*WHAT IS EXPECTED*. Report every line from the material that contains the word "Biomasa".

(Stored items)
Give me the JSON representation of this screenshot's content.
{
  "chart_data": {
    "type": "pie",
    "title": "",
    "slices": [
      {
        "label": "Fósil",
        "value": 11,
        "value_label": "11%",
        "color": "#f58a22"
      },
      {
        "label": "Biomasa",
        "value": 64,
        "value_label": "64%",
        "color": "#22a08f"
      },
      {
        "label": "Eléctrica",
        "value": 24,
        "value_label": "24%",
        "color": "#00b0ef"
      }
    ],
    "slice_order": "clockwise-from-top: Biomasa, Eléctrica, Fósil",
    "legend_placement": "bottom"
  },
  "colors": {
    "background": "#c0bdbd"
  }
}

*FINAL ANSWER*.
        "label": "Biomasa",
    "slice_order": "clockwise-from-top: Biomasa, Eléctrica, Fósil",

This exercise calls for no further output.